- What to produce
Extract each line of the material that follows exactly and omit its pictures.

- Data for this exercise
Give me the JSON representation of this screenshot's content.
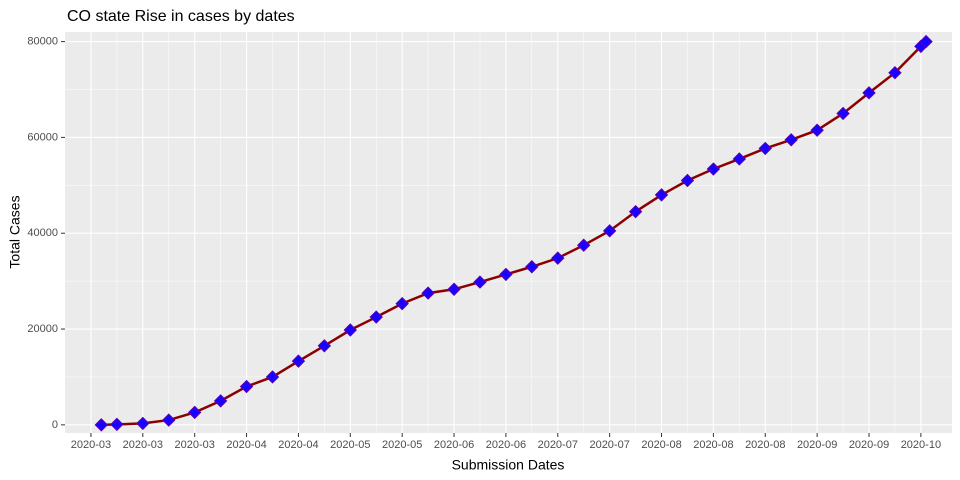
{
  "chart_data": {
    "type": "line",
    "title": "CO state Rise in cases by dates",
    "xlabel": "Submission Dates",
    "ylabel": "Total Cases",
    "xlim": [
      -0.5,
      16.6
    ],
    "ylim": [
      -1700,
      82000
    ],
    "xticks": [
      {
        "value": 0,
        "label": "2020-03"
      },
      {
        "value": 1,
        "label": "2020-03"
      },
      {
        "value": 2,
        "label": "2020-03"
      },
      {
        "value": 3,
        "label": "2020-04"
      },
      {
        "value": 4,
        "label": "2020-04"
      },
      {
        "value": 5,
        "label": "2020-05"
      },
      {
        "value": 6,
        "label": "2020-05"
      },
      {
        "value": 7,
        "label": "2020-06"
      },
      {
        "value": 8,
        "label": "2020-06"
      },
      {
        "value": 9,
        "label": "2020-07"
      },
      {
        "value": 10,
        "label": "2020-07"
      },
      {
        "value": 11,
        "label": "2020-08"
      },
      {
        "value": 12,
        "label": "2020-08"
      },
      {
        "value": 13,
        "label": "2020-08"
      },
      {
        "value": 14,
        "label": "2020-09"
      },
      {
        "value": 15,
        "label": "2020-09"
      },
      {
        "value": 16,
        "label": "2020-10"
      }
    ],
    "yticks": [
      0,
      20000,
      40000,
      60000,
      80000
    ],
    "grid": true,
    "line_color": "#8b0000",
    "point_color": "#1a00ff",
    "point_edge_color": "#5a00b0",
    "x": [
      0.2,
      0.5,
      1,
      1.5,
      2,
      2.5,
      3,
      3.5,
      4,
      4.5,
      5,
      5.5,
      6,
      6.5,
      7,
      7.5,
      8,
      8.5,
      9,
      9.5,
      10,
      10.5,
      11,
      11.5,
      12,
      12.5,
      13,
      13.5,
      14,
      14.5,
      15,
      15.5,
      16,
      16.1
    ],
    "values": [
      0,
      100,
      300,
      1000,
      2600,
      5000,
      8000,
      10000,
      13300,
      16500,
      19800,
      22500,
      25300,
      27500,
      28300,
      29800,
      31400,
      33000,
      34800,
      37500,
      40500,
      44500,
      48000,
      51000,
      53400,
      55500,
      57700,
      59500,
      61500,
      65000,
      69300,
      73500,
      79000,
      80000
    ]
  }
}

- Result for this exercise
Give me the JSON representation of this screenshot's content.
{
  "chart_data": {
    "type": "line",
    "title": "CO state Rise in cases by dates",
    "xlabel": "Submission Dates",
    "ylabel": "Total Cases",
    "xlim": [
      -0.5,
      16.6
    ],
    "ylim": [
      -1700,
      82000
    ],
    "xticks": [
      {
        "value": 0,
        "label": "2020-03"
      },
      {
        "value": 1,
        "label": "2020-03"
      },
      {
        "value": 2,
        "label": "2020-03"
      },
      {
        "value": 3,
        "label": "2020-04"
      },
      {
        "value": 4,
        "label": "2020-04"
      },
      {
        "value": 5,
        "label": "2020-05"
      },
      {
        "value": 6,
        "label": "2020-05"
      },
      {
        "value": 7,
        "label": "2020-06"
      },
      {
        "value": 8,
        "label": "2020-06"
      },
      {
        "value": 9,
        "label": "2020-07"
      },
      {
        "value": 10,
        "label": "2020-07"
      },
      {
        "value": 11,
        "label": "2020-08"
      },
      {
        "value": 12,
        "label": "2020-08"
      },
      {
        "value": 13,
        "label": "2020-08"
      },
      {
        "value": 14,
        "label": "2020-09"
      },
      {
        "value": 15,
        "label": "2020-09"
      },
      {
        "value": 16,
        "label": "2020-10"
      }
    ],
    "yticks": [
      0,
      20000,
      40000,
      60000,
      80000
    ],
    "grid": true,
    "line_color": "#8b0000",
    "point_color": "#1a00ff",
    "point_edge_color": "#5a00b0",
    "x": [
      0.2,
      0.5,
      1,
      1.5,
      2,
      2.5,
      3,
      3.5,
      4,
      4.5,
      5,
      5.5,
      6,
      6.5,
      7,
      7.5,
      8,
      8.5,
      9,
      9.5,
      10,
      10.5,
      11,
      11.5,
      12,
      12.5,
      13,
      13.5,
      14,
      14.5,
      15,
      15.5,
      16,
      16.1
    ],
    "values": [
      0,
      100,
      300,
      1000,
      2600,
      5000,
      8000,
      10000,
      13300,
      16500,
      19800,
      22500,
      25300,
      27500,
      28300,
      29800,
      31400,
      33000,
      34800,
      37500,
      40500,
      44500,
      48000,
      51000,
      53400,
      55500,
      57700,
      59500,
      61500,
      65000,
      69300,
      73500,
      79000,
      80000
    ]
  }
}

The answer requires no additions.